# SET EXERCISE
Note each line where "document" appears, and copy it.

[Source data]
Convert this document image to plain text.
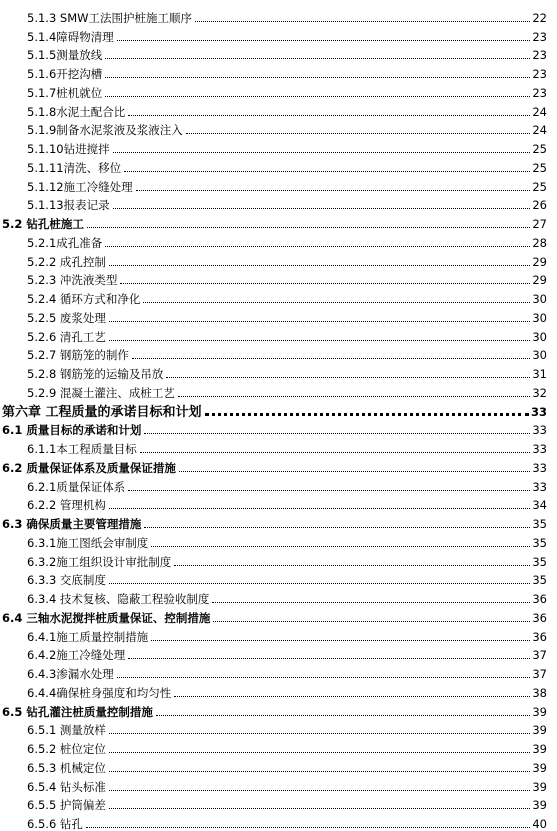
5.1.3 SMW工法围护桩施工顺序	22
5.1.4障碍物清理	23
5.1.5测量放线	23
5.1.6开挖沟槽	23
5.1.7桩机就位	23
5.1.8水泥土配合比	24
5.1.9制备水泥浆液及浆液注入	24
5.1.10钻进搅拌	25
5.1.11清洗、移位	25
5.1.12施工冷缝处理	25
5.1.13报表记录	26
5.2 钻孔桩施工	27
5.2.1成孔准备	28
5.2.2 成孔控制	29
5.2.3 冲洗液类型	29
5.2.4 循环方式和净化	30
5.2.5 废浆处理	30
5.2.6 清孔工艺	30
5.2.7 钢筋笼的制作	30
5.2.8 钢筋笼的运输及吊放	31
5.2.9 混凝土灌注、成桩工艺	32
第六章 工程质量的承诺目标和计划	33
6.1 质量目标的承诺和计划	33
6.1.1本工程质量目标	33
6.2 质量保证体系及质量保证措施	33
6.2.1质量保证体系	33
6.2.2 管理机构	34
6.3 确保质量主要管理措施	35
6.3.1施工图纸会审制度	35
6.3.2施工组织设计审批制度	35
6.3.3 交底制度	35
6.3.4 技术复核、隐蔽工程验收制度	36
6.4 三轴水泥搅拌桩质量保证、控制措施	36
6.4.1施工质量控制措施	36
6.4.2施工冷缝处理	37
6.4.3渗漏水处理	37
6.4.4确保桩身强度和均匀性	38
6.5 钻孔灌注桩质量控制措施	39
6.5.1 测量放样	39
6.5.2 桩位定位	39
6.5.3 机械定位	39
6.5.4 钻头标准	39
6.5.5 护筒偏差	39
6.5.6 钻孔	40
...
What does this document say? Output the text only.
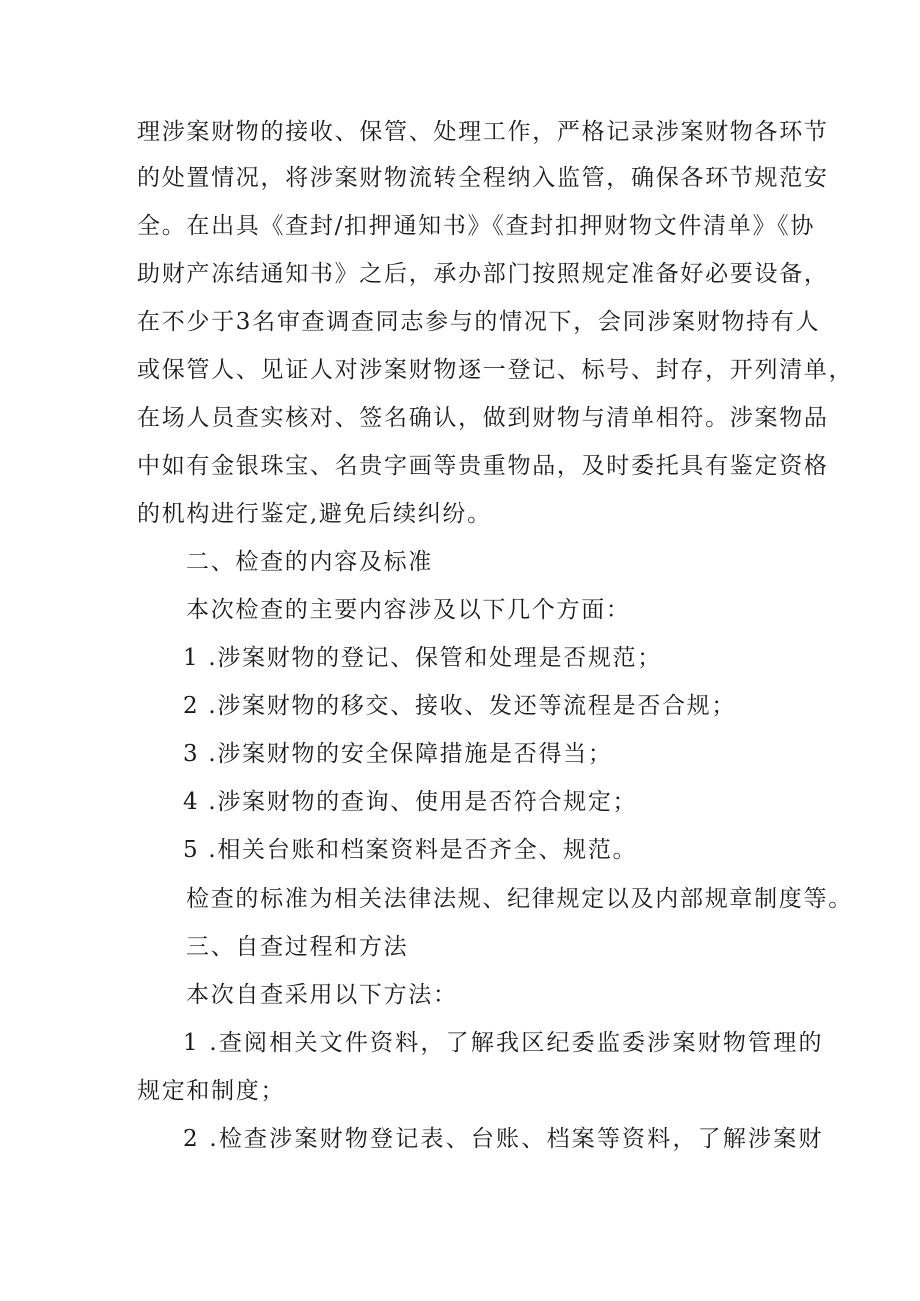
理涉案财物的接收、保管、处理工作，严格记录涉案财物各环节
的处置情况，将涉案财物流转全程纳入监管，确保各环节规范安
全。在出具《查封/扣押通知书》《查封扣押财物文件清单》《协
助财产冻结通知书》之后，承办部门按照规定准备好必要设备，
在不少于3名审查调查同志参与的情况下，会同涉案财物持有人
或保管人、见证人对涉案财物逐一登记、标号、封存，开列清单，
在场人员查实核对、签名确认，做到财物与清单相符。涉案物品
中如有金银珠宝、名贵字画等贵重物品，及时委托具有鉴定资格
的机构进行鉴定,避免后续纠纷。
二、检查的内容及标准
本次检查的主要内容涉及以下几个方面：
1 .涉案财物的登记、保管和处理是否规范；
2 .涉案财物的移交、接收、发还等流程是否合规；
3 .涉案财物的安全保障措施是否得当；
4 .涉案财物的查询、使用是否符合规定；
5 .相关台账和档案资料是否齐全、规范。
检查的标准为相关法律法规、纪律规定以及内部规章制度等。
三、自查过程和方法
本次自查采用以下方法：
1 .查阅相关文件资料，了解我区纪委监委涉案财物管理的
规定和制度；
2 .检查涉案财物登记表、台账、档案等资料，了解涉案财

# OUTPUT
Convert this document image to plain text.
What does this document say? Output the text only.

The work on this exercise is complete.